> **Stated exercise**: Quote all of the entries word for word.

## start Recorded information

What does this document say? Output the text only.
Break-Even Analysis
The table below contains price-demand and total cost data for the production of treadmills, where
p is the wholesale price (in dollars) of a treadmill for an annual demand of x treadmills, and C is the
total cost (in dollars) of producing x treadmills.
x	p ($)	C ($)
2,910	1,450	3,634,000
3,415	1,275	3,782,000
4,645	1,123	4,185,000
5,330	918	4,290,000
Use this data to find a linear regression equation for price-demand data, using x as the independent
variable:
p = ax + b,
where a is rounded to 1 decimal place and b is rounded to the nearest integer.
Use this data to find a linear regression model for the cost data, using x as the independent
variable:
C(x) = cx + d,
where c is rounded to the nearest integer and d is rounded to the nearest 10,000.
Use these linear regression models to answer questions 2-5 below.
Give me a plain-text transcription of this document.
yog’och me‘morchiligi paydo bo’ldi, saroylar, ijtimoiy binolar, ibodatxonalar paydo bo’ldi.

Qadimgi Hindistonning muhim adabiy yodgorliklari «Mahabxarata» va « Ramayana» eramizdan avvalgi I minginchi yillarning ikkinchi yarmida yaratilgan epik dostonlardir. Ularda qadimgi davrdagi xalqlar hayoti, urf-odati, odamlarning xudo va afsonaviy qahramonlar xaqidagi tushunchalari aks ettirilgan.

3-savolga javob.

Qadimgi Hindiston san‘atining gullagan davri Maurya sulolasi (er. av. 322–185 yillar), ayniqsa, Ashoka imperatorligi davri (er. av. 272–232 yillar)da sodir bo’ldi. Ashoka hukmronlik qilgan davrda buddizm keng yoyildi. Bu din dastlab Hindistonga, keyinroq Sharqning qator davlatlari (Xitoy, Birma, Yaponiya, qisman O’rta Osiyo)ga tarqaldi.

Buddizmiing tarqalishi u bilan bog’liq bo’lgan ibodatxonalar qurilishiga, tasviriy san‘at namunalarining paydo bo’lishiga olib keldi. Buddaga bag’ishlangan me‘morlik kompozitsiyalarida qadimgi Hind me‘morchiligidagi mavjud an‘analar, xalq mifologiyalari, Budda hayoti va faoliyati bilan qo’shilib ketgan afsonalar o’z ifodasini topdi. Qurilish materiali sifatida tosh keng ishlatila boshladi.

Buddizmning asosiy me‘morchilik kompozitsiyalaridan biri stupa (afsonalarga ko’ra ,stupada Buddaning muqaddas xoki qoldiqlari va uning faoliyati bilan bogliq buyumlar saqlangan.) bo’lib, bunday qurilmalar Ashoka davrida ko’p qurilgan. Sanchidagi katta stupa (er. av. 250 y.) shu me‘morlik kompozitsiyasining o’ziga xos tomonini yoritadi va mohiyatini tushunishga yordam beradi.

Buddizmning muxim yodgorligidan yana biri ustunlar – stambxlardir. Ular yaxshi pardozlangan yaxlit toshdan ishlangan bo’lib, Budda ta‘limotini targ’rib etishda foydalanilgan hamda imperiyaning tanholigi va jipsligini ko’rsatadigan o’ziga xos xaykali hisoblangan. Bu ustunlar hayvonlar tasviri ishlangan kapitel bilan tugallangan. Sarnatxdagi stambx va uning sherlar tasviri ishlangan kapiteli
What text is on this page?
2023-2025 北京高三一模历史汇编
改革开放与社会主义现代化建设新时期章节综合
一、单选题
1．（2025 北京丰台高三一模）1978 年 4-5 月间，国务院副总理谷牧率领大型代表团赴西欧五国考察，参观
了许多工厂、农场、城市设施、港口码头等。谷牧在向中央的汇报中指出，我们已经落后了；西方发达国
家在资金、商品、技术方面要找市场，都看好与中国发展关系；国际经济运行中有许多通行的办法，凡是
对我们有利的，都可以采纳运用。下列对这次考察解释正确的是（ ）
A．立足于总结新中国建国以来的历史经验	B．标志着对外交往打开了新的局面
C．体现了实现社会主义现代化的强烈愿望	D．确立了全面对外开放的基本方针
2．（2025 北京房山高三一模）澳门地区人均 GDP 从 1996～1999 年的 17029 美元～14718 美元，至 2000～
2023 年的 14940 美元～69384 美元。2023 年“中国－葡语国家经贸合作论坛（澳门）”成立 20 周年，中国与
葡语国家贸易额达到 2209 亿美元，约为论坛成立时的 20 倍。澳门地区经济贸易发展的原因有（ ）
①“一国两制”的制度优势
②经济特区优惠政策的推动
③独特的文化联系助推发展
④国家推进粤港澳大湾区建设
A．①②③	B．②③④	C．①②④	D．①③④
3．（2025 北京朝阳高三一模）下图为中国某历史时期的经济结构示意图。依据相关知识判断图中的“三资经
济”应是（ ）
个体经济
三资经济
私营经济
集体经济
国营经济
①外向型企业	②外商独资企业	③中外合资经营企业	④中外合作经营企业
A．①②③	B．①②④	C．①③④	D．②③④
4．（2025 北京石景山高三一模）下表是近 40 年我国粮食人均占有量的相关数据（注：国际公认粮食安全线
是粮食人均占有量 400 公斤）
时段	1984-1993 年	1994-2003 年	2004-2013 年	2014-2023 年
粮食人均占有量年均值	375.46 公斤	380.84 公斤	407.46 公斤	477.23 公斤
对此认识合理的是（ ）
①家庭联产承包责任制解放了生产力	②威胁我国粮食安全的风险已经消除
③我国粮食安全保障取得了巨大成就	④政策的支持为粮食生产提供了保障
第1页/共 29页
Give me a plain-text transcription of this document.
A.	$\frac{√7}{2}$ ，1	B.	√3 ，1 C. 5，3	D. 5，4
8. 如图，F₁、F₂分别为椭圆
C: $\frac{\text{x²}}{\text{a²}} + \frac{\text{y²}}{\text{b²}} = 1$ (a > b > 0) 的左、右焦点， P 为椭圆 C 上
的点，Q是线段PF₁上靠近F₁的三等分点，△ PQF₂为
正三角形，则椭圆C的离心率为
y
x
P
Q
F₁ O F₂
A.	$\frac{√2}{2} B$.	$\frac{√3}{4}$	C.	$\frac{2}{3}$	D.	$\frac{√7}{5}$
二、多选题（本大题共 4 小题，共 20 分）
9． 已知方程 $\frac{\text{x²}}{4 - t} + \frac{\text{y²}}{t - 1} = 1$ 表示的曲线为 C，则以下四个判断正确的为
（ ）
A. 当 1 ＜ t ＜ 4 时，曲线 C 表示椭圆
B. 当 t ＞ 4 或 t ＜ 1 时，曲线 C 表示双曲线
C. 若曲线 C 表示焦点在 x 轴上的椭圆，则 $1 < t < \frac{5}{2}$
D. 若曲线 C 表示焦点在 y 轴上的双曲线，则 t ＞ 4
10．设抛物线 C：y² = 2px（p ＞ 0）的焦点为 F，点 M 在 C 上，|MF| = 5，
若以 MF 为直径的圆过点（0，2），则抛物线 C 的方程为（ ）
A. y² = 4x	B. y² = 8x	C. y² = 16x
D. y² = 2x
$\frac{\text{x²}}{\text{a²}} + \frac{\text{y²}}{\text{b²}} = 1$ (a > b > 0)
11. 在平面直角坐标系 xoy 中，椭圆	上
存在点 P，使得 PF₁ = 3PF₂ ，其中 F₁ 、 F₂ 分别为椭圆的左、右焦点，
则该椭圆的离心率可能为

## end Recorded information

> **Solution to the problem**:
What does this document say? Output the text only.
Break-Even Analysis
The table below contains price-demand and total cost data for the production of treadmills, where
p is the wholesale price (in dollars) of a treadmill for an annual demand of x treadmills, and C is the
total cost (in dollars) of producing x treadmills.
x	p ($)	C ($)
2,910	1,450	3,634,000
3,415	1,275	3,782,000
4,645	1,123	4,185,000
5,330	918	4,290,000
Use this data to find a linear regression equation for price-demand data, using x as the independent
variable:
p = ax + b,
where a is rounded to 1 decimal place and b is rounded to the nearest integer.
Use this data to find a linear regression model for the cost data, using x as the independent
variable:
C(x) = cx + d,
where c is rounded to the nearest integer and d is rounded to the nearest 10,000.
Use these linear regression models to answer questions 2-5 below.
Give me a plain-text transcription of this document.
yog’och me‘morchiligi paydo bo’ldi, saroylar, ijtimoiy binolar, ibodatxonalar paydo bo’ldi.

Qadimgi Hindistonning muhim adabiy yodgorliklari «Mahabxarata» va « Ramayana» eramizdan avvalgi I minginchi yillarning ikkinchi yarmida yaratilgan epik dostonlardir. Ularda qadimgi davrdagi xalqlar hayoti, urf-odati, odamlarning xudo va afsonaviy qahramonlar xaqidagi tushunchalari aks ettirilgan.

3-savolga javob.

Qadimgi Hindiston san‘atining gullagan davri Maurya sulolasi (er. av. 322–185 yillar), ayniqsa, Ashoka imperatorligi davri (er. av. 272–232 yillar)da sodir bo’ldi. Ashoka hukmronlik qilgan davrda buddizm keng yoyildi. Bu din dastlab Hindistonga, keyinroq Sharqning qator davlatlari (Xitoy, Birma, Yaponiya, qisman O’rta Osiyo)ga tarqaldi.

Buddizmiing tarqalishi u bilan bog’liq bo’lgan ibodatxonalar qurilishiga, tasviriy san‘at namunalarining paydo bo’lishiga olib keldi. Buddaga bag’ishlangan me‘morlik kompozitsiyalarida qadimgi Hind me‘morchiligidagi mavjud an‘analar, xalq mifologiyalari, Budda hayoti va faoliyati bilan qo’shilib ketgan afsonalar o’z ifodasini topdi. Qurilish materiali sifatida tosh keng ishlatila boshladi.

Buddizmning asosiy me‘morchilik kompozitsiyalaridan biri stupa (afsonalarga ko’ra ,stupada Buddaning muqaddas xoki qoldiqlari va uning faoliyati bilan bogliq buyumlar saqlangan.) bo’lib, bunday qurilmalar Ashoka davrida ko’p qurilgan. Sanchidagi katta stupa (er. av. 250 y.) shu me‘morlik kompozitsiyasining o’ziga xos tomonini yoritadi va mohiyatini tushunishga yordam beradi.

Buddizmning muxim yodgorligidan yana biri ustunlar – stambxlardir. Ular yaxshi pardozlangan yaxlit toshdan ishlangan bo’lib, Budda ta‘limotini targ’rib etishda foydalanilgan hamda imperiyaning tanholigi va jipsligini ko’rsatadigan o’ziga xos xaykali hisoblangan. Bu ustunlar hayvonlar tasviri ishlangan kapitel bilan tugallangan. Sarnatxdagi stambx va uning sherlar tasviri ishlangan kapiteli
What text is on this page?
2023-2025 北京高三一模历史汇编
改革开放与社会主义现代化建设新时期章节综合
一、单选题
1．（2025 北京丰台高三一模）1978 年 4-5 月间，国务院副总理谷牧率领大型代表团赴西欧五国考察，参观
了许多工厂、农场、城市设施、港口码头等。谷牧在向中央的汇报中指出，我们已经落后了；西方发达国
家在资金、商品、技术方面要找市场，都看好与中国发展关系；国际经济运行中有许多通行的办法，凡是
对我们有利的，都可以采纳运用。下列对这次考察解释正确的是（ ）
A．立足于总结新中国建国以来的历史经验	B．标志着对外交往打开了新的局面
C．体现了实现社会主义现代化的强烈愿望	D．确立了全面对外开放的基本方针
2．（2025 北京房山高三一模）澳门地区人均 GDP 从 1996～1999 年的 17029 美元～14718 美元，至 2000～
2023 年的 14940 美元～69384 美元。2023 年“中国－葡语国家经贸合作论坛（澳门）”成立 20 周年，中国与
葡语国家贸易额达到 2209 亿美元，约为论坛成立时的 20 倍。澳门地区经济贸易发展的原因有（ ）
①“一国两制”的制度优势
②经济特区优惠政策的推动
③独特的文化联系助推发展
④国家推进粤港澳大湾区建设
A．①②③	B．②③④	C．①②④	D．①③④
3．（2025 北京朝阳高三一模）下图为中国某历史时期的经济结构示意图。依据相关知识判断图中的“三资经
济”应是（ ）
个体经济
三资经济
私营经济
集体经济
国营经济
①外向型企业	②外商独资企业	③中外合资经营企业	④中外合作经营企业
A．①②③	B．①②④	C．①③④	D．②③④
4．（2025 北京石景山高三一模）下表是近 40 年我国粮食人均占有量的相关数据（注：国际公认粮食安全线
是粮食人均占有量 400 公斤）
时段	1984-1993 年	1994-2003 年	2004-2013 年	2014-2023 年
粮食人均占有量年均值	375.46 公斤	380.84 公斤	407.46 公斤	477.23 公斤
对此认识合理的是（ ）
①家庭联产承包责任制解放了生产力	②威胁我国粮食安全的风险已经消除
③我国粮食安全保障取得了巨大成就	④政策的支持为粮食生产提供了保障
第1页/共 29页
Give me a plain-text transcription of this document.
A.	$\frac{√7}{2}$ ，1	B.	√3 ，1 C. 5，3	D. 5，4
8. 如图，F₁、F₂分别为椭圆
C: $\frac{\text{x²}}{\text{a²}} + \frac{\text{y²}}{\text{b²}} = 1$ (a > b > 0) 的左、右焦点， P 为椭圆 C 上
的点，Q是线段PF₁上靠近F₁的三等分点，△ PQF₂为
正三角形，则椭圆C的离心率为
y
x
P
Q
F₁ O F₂
A.	$\frac{√2}{2} B$.	$\frac{√3}{4}$	C.	$\frac{2}{3}$	D.	$\frac{√7}{5}$
二、多选题（本大题共 4 小题，共 20 分）
9． 已知方程 $\frac{\text{x²}}{4 - t} + \frac{\text{y²}}{t - 1} = 1$ 表示的曲线为 C，则以下四个判断正确的为
（ ）
A. 当 1 ＜ t ＜ 4 时，曲线 C 表示椭圆
B. 当 t ＞ 4 或 t ＜ 1 时，曲线 C 表示双曲线
C. 若曲线 C 表示焦点在 x 轴上的椭圆，则 $1 < t < \frac{5}{2}$
D. 若曲线 C 表示焦点在 y 轴上的双曲线，则 t ＞ 4
10．设抛物线 C：y² = 2px（p ＞ 0）的焦点为 F，点 M 在 C 上，|MF| = 5，
若以 MF 为直径的圆过点（0，2），则抛物线 C 的方程为（ ）
A. y² = 4x	B. y² = 8x	C. y² = 16x
D. y² = 2x
$\frac{\text{x²}}{\text{a²}} + \frac{\text{y²}}{\text{b²}} = 1$ (a > b > 0)
11. 在平面直角坐标系 xoy 中，椭圆	上
存在点 P，使得 PF₁ = 3PF₂ ，其中 F₁ 、 F₂ 分别为椭圆的左、右焦点，
则该椭圆的离心率可能为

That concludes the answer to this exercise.